---- MATERIALS PROVIDED
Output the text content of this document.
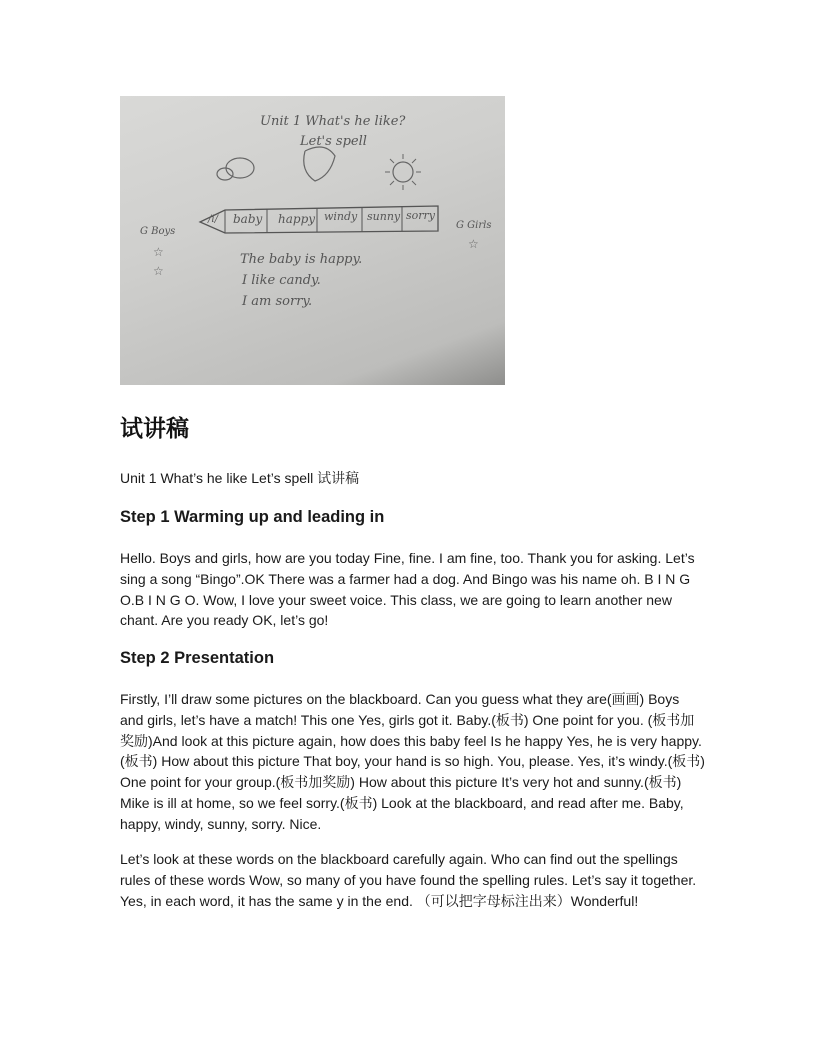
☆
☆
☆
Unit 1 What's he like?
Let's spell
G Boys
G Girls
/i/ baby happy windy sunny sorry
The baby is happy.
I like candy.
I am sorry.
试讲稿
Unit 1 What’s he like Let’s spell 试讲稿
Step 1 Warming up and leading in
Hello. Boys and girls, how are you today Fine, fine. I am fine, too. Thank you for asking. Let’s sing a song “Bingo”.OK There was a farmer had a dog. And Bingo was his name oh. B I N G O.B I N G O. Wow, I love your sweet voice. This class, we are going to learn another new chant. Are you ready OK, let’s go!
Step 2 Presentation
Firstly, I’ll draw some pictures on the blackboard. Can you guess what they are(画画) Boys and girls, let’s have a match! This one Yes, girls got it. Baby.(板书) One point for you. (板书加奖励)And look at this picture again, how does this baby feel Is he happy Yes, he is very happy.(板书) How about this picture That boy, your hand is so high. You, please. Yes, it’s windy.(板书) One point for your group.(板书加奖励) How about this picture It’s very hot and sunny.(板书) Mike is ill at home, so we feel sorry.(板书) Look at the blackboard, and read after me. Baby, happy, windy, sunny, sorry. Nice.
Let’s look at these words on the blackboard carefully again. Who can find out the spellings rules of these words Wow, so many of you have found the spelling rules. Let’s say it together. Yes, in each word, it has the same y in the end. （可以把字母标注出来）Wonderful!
--------
-- SET EXERCISE --
Take every line from the data above that holds "happy" and copy it out.

-- SOLUTION TO THIS TASK --
/i/ baby happy windy sunny sorry
The baby is happy.
Firstly, I’ll draw some pictures on the blackboard. Can you guess what they are(画画) Boys and girls, let’s have a match! This one Yes, girls got it. Baby.(板书) One point for you. (板书加奖励)And look at this picture again, how does this baby feel Is he happy Yes, he is very happy.(板书) How about this picture That boy, your hand is so high. You, please. Yes, it’s windy.(板书) One point for your group.(板书加奖励) How about this picture It’s very hot and sunny.(板书) Mike is ill at home, so we feel sorry.(板书) Look at the blackboard, and read after me. Baby, happy, windy, sunny, sorry. Nice.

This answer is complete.